Start of MATERIAL FOR THIS EXERCISE

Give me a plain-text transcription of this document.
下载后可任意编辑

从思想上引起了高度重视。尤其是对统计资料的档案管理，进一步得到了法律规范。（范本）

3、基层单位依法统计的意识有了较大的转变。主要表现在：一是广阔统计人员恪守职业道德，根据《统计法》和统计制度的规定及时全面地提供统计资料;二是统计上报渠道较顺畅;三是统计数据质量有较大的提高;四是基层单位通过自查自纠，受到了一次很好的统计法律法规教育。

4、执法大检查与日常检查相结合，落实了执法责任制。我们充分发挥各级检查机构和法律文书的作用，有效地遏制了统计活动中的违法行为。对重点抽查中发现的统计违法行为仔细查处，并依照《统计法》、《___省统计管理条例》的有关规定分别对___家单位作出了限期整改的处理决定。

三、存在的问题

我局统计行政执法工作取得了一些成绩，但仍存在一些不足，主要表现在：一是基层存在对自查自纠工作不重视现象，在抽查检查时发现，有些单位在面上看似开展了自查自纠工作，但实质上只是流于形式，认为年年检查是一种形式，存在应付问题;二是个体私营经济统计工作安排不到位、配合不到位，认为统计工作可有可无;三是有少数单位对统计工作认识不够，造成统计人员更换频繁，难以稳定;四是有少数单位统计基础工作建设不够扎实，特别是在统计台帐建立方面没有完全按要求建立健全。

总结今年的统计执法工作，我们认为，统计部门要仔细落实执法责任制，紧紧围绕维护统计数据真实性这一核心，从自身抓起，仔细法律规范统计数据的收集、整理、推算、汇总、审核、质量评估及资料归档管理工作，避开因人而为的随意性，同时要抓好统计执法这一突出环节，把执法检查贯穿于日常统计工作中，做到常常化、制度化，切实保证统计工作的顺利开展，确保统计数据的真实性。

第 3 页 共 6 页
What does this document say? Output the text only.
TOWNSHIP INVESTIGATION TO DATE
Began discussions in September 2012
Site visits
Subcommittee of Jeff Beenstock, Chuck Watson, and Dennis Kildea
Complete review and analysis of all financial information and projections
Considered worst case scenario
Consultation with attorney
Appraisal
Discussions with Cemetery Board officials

End of MATERIAL FOR THIS EXERCISE

EXERCISE TASK: Reproduce each entry above exactly, keeping every word.

EXERCISE RESULT:
Give me a plain-text transcription of this document.
下载后可任意编辑

从思想上引起了高度重视。尤其是对统计资料的档案管理，进一步得到了法律规范。（范本）

3、基层单位依法统计的意识有了较大的转变。主要表现在：一是广阔统计人员恪守职业道德，根据《统计法》和统计制度的规定及时全面地提供统计资料;二是统计上报渠道较顺畅;三是统计数据质量有较大的提高;四是基层单位通过自查自纠，受到了一次很好的统计法律法规教育。

4、执法大检查与日常检查相结合，落实了执法责任制。我们充分发挥各级检查机构和法律文书的作用，有效地遏制了统计活动中的违法行为。对重点抽查中发现的统计违法行为仔细查处，并依照《统计法》、《___省统计管理条例》的有关规定分别对___家单位作出了限期整改的处理决定。

三、存在的问题

我局统计行政执法工作取得了一些成绩，但仍存在一些不足，主要表现在：一是基层存在对自查自纠工作不重视现象，在抽查检查时发现，有些单位在面上看似开展了自查自纠工作，但实质上只是流于形式，认为年年检查是一种形式，存在应付问题;二是个体私营经济统计工作安排不到位、配合不到位，认为统计工作可有可无;三是有少数单位对统计工作认识不够，造成统计人员更换频繁，难以稳定;四是有少数单位统计基础工作建设不够扎实，特别是在统计台帐建立方面没有完全按要求建立健全。

总结今年的统计执法工作，我们认为，统计部门要仔细落实执法责任制，紧紧围绕维护统计数据真实性这一核心，从自身抓起，仔细法律规范统计数据的收集、整理、推算、汇总、审核、质量评估及资料归档管理工作，避开因人而为的随意性，同时要抓好统计执法这一突出环节，把执法检查贯穿于日常统计工作中，做到常常化、制度化，切实保证统计工作的顺利开展，确保统计数据的真实性。

第 3 页 共 6 页
What does this document say? Output the text only.
TOWNSHIP INVESTIGATION TO DATE
Began discussions in September 2012
Site visits
Subcommittee of Jeff Beenstock, Chuck Watson, and Dennis Kildea
Complete review and analysis of all financial information and projections
Considered worst case scenario
Consultation with attorney
Appraisal
Discussions with Cemetery Board officials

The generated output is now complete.